What is being asked
Go through the records below line by line, counting those that contain the word "Рычкова"; answer with the count only.

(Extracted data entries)
######

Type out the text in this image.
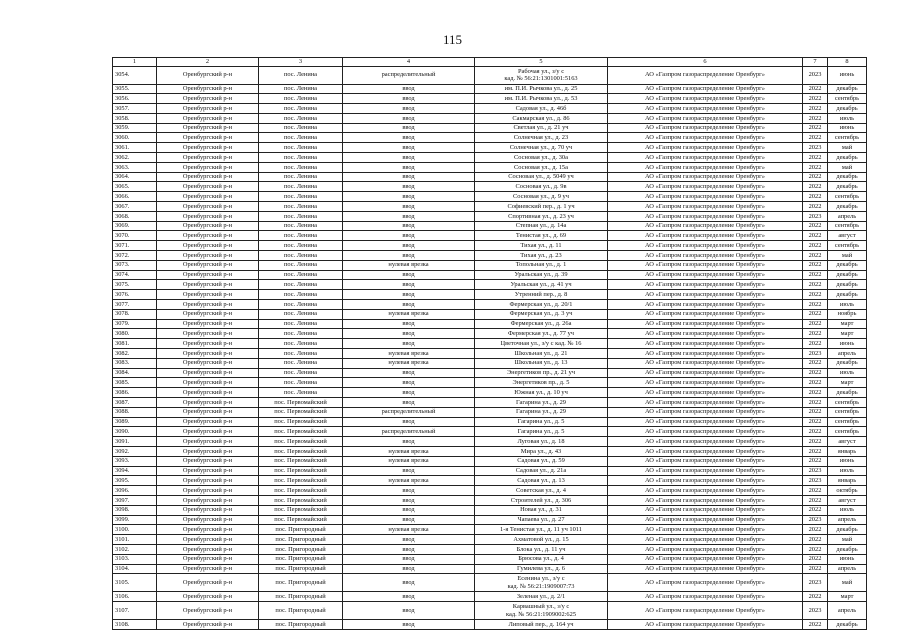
115
1	2	3	4	5	6	7	8
3054.	Оренбургский р-н	пос. Ленина	распределительный	Рабочая ул., з/у с
кад. № 56:21:1301001:5163	АО «Газпром газораспределение Оренбург»	2023	июнь
3055.	Оренбургский р-н	пос. Ленина	ввод	им. П.И. Рычкова ул., д. 25	АО «Газпром газораспределение Оренбург»	2022	декабрь
3056.	Оренбургский р-н	пос. Ленина	ввод	им. П.И. Рычкова ул., д. 53	АО «Газпром газораспределение Оренбург»	2022	сентябрь
3057.	Оренбургский р-н	пос. Ленина	ввод	Садовая ул., д. 46б	АО «Газпром газораспределение Оренбург»	2022	декабрь
3058.	Оренбургский р-н	пос. Ленина	ввод	Сакмарская ул., д. 86	АО «Газпром газораспределение Оренбург»	2022	июль
3059.	Оренбургский р-н	пос. Ленина	ввод	Светлая ул., д. 21 уч	АО «Газпром газораспределение Оренбург»	2022	июнь
3060.	Оренбургский р-н	пос. Ленина	ввод	Солнечная ул., д. 23	АО «Газпром газораспределение Оренбург»	2022	сентябрь
3061.	Оренбургский р-н	пос. Ленина	ввод	Солнечная ул., д. 70 уч	АО «Газпром газораспределение Оренбург»	2023	май
3062.	Оренбургский р-н	пос. Ленина	ввод	Сосновая ул., д. 30а	АО «Газпром газораспределение Оренбург»	2022	декабрь
3063.	Оренбургский р-н	пос. Ленина	ввод	Сосновая ул., д. 15а	АО «Газпром газораспределение Оренбург»	2022	май
3064.	Оренбургский р-н	пос. Ленина	ввод	Сосновая ул., д. 5049 уч	АО «Газпром газораспределение Оренбург»	2022	декабрь
3065.	Оренбургский р-н	пос. Ленина	ввод	Сосновая ул., д. 9в	АО «Газпром газораспределение Оренбург»	2022	декабрь
3066.	Оренбургский р-н	пос. Ленина	ввод	Сосновая ул., д. 9 уч	АО «Газпром газораспределение Оренбург»	2022	сентябрь
3067.	Оренбургский р-н	пос. Ленина	ввод	Софиевский пер., д. 1 уч	АО «Газпром газораспределение Оренбург»	2022	декабрь
3068.	Оренбургский р-н	пос. Ленина	ввод	Спортивная ул., д. 23 уч	АО «Газпром газораспределение Оренбург»	2023	апрель
3069.	Оренбургский р-н	пос. Ленина	ввод	Степная ул., д. 14а	АО «Газпром газораспределение Оренбург»	2022	сентябрь
3070.	Оренбургский р-н	пос. Ленина	ввод	Тенистая ул., д. 69	АО «Газпром газораспределение Оренбург»	2022	август
3071.	Оренбургский р-н	пос. Ленина	ввод	Тихая ул., д. 11	АО «Газпром газораспределение Оренбург»	2022	сентябрь
3072.	Оренбургский р-н	пос. Ленина	ввод	Тихая ул., д. 23	АО «Газпром газораспределение Оренбург»	2022	май
3073.	Оренбургский р-н	пос. Ленина	нулевая врезка	Топольная ул., д. 1	АО «Газпром газораспределение Оренбург»	2022	декабрь
3074.	Оренбургский р-н	пос. Ленина	ввод	Уральская ул., д. 39	АО «Газпром газораспределение Оренбург»	2022	декабрь
3075.	Оренбургский р-н	пос. Ленина	ввод	Уральская ул., д. 41 уч	АО «Газпром газораспределение Оренбург»	2022	декабрь
3076.	Оренбургский р-н	пос. Ленина	ввод	Утренний пер., д. 8	АО «Газпром газораспределение Оренбург»	2022	декабрь
3077.	Оренбургский р-н	пос. Ленина	ввод	Фермерская ул., д. 20/1	АО «Газпром газораспределение Оренбург»	2022	июль
3078.	Оренбургский р-н	пос. Ленина	нулевая врезка	Фермерская ул., д. 3 уч	АО «Газпром газораспределение Оренбург»	2022	ноябрь
3079.	Оренбургский р-н	пос. Ленина	ввод	Фермерская ул., д. 26а	АО «Газпром газораспределение Оренбург»	2022	март
3080.	Оренбургский р-н	пос. Ленина	ввод	Фермерская ул., д. 77 уч	АО «Газпром газораспределение Оренбург»	2022	март
3081.	Оренбургский р-н	пос. Ленина	ввод	Цветочная ул., з/у с кад. № 16	АО «Газпром газораспределение Оренбург»	2022	июнь
3082.	Оренбургский р-н	пос. Ленина	нулевая врезка	Школьная ул., д. 21	АО «Газпром газораспределение Оренбург»	2023	апрель
3083.	Оренбургский р-н	пос. Ленина	нулевая врезка	Школьная ул., д. 13	АО «Газпром газораспределение Оренбург»	2022	декабрь
3084.	Оренбургский р-н	пос. Ленина	ввод	Энергетиков пр., д. 21 уч	АО «Газпром газораспределение Оренбург»	2022	июль
3085.	Оренбургский р-н	пос. Ленина	ввод	Энергетиков пр., д. 5	АО «Газпром газораспределение Оренбург»	2022	март
3086.	Оренбургский р-н	пос. Ленина	ввод	Южная ул., д. 10 уч	АО «Газпром газораспределение Оренбург»	2022	декабрь
3087.	Оренбургский р-н	пос. Первомайский	ввод	Гагарина ул., д. 29	АО «Газпром газораспределение Оренбург»	2022	сентябрь
3088.	Оренбургский р-н	пос. Первомайский	распределительный	Гагарина ул., д. 29	АО «Газпром газораспределение Оренбург»	2022	сентябрь
3089.	Оренбургский р-н	пос. Первомайский	ввод	Гагарина ул., д. 5	АО «Газпром газораспределение Оренбург»	2022	сентябрь
3090.	Оренбургский р-н	пос. Первомайский	распределительный	Гагарина ул., д. 5	АО «Газпром газораспределение Оренбург»	2022	сентябрь
3091.	Оренбургский р-н	пос. Первомайский	ввод	Луговая ул., д. 18	АО «Газпром газораспределение Оренбург»	2022	август
3092.	Оренбургский р-н	пос. Первомайский	нулевая врезка	Мира ул., д. 43	АО «Газпром газораспределение Оренбург»	2022	январь
3093.	Оренбургский р-н	пос. Первомайский	нулевая врезка	Садовая ул., д. 59	АО «Газпром газораспределение Оренбург»	2022	июнь
3094.	Оренбургский р-н	пос. Первомайский	ввод	Садовая ул., д. 21а	АО «Газпром газораспределение Оренбург»	2023	июль
3095.	Оренбургский р-н	пос. Первомайский	нулевая врезка	Садовая ул., д. 13	АО «Газпром газораспределение Оренбург»	2023	январь
3096.	Оренбургский р-н	пос. Первомайский	ввод	Советская ул., д. 4	АО «Газпром газораспределение Оренбург»	2022	октябрь
3097.	Оренбургский р-н	пос. Первомайский	ввод	Строителей ул., д. 306	АО «Газпром газораспределение Оренбург»	2022	август
3098.	Оренбургский р-н	пос. Первомайский	ввод	Новая ул., д. 31	АО «Газпром газораспределение Оренбург»	2022	июль
3099.	Оренбургский р-н	пос. Первомайский	ввод	Чапаева ул., д. 27	АО «Газпром газораспределение Оренбург»	2023	апрель
3100.	Оренбургский р-н	пос. Пригородный	нулевая врезка	1-я Тенистая ул., д. 11 уч 1011	АО «Газпром газораспределение Оренбург»	2022	декабрь
3101.	Оренбургский р-н	пос. Пригородный	ввод	Ахматовой ул., д. 15	АО «Газпром газораспределение Оренбург»	2022	май
3102.	Оренбургский р-н	пос. Пригородный	ввод	Блока ул., д. 11 уч	АО «Газпром газораспределение Оренбург»	2022	декабрь
3103.	Оренбургский р-н	пос. Пригородный	ввод	Брюсова ул., д. 4	АО «Газпром газораспределение Оренбург»	2022	июнь
3104.	Оренбургский р-н	пос. Пригородный	ввод	Гумилева ул., д. 6	АО «Газпром газораспределение Оренбург»	2022	апрель
3105.	Оренбургский р-н	пос. Пригородный	ввод	Есенина ул., з/у с
кад. № 56:21:1909007:73	АО «Газпром газораспределение Оренбург»	2023	май
3106.	Оренбургский р-н	пос. Пригородный	ввод	Зеленая ул., д. 2/1	АО «Газпром газораспределение Оренбург»	2022	март
3107.	Оренбургский р-н	пос. Пригородный	ввод	Карвашный ул., з/у с
кад. № 56:21:1909002:625	АО «Газпром газораспределение Оренбург»	2023	апрель
3108.	Оренбургский р-н	пос. Пригородный	ввод	Липовый пер., д. 164 уч	АО «Газпром газораспределение Оренбург»	2022	декабрь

######

Written solution
2